##### RAW RECORDS #####
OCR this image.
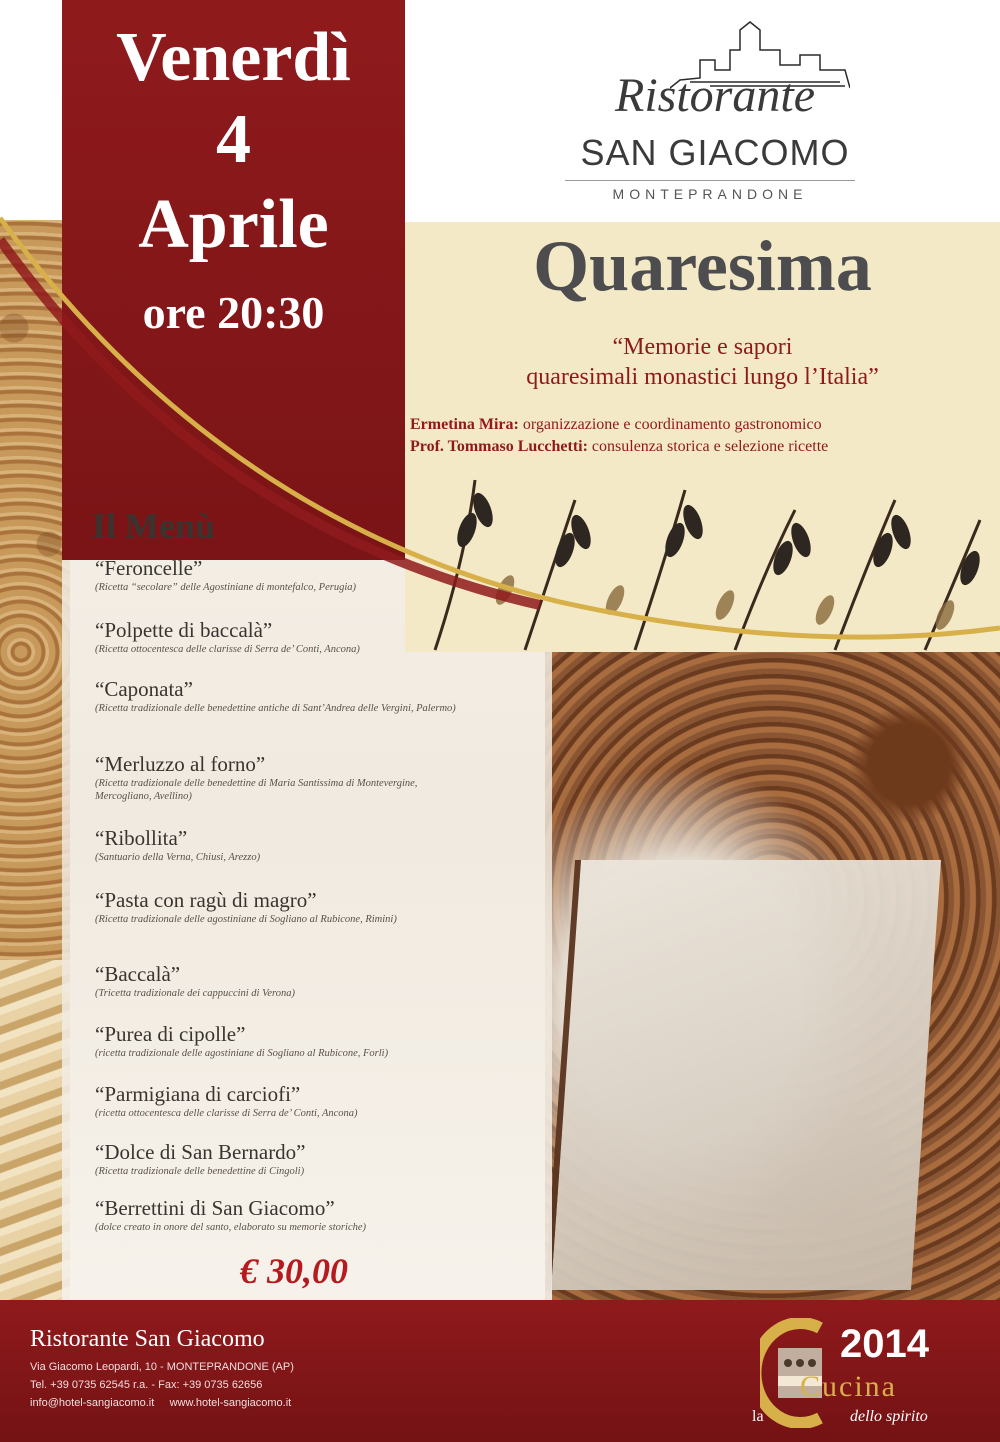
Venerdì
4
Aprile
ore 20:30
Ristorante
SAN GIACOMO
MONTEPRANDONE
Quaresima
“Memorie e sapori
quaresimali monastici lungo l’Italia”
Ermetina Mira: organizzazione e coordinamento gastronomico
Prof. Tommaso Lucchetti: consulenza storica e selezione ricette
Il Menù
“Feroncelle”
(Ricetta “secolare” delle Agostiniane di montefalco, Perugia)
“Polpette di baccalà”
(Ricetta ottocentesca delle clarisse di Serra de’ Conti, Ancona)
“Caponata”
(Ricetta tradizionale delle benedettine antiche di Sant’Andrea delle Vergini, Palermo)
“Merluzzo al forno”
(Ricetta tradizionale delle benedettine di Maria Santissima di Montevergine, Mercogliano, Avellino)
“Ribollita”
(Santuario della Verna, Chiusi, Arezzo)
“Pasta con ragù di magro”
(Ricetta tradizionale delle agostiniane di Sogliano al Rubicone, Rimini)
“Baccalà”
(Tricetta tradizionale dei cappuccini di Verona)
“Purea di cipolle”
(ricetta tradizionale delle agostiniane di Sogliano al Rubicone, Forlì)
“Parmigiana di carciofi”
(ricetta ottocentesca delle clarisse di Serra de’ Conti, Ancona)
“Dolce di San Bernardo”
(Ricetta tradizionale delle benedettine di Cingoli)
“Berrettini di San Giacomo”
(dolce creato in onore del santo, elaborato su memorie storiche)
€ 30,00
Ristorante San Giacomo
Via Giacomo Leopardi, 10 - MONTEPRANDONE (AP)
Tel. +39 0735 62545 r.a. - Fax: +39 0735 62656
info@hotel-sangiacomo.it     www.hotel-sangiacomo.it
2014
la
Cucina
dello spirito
#####
Reproduce all of the material exactly, apart from the pictures.

OCR this image.
Venerdì
4
Aprile
ore 20:30
Ristorante
SAN GIACOMO
MONTEPRANDONE
Quaresima
“Memorie e sapori
quaresimali monastici lungo l’Italia”
Ermetina Mira: organizzazione e coordinamento gastronomico
Prof. Tommaso Lucchetti: consulenza storica e selezione ricette
Il Menù
“Feroncelle”
(Ricetta “secolare” delle Agostiniane di montefalco, Perugia)
“Polpette di baccalà”
(Ricetta ottocentesca delle clarisse di Serra de’ Conti, Ancona)
“Caponata”
(Ricetta tradizionale delle benedettine antiche di Sant’Andrea delle Vergini, Palermo)
“Merluzzo al forno”
(Ricetta tradizionale delle benedettine di Maria Santissima di Montevergine, Mercogliano, Avellino)
“Ribollita”
(Santuario della Verna, Chiusi, Arezzo)
“Pasta con ragù di magro”
(Ricetta tradizionale delle agostiniane di Sogliano al Rubicone, Rimini)
“Baccalà”
(Tricetta tradizionale dei cappuccini di Verona)
“Purea di cipolle”
(ricetta tradizionale delle agostiniane di Sogliano al Rubicone, Forlì)
“Parmigiana di carciofi”
(ricetta ottocentesca delle clarisse di Serra de’ Conti, Ancona)
“Dolce di San Bernardo”
(Ricetta tradizionale delle benedettine di Cingoli)
“Berrettini di San Giacomo”
(dolce creato in onore del santo, elaborato su memorie storiche)
€ 30,00
Ristorante San Giacomo
Via Giacomo Leopardi, 10 - MONTEPRANDONE (AP)
Tel. +39 0735 62545 r.a. - Fax: +39 0735 62656
info@hotel-sangiacomo.it     www.hotel-sangiacomo.it
2014
la
Cucina
dello spirito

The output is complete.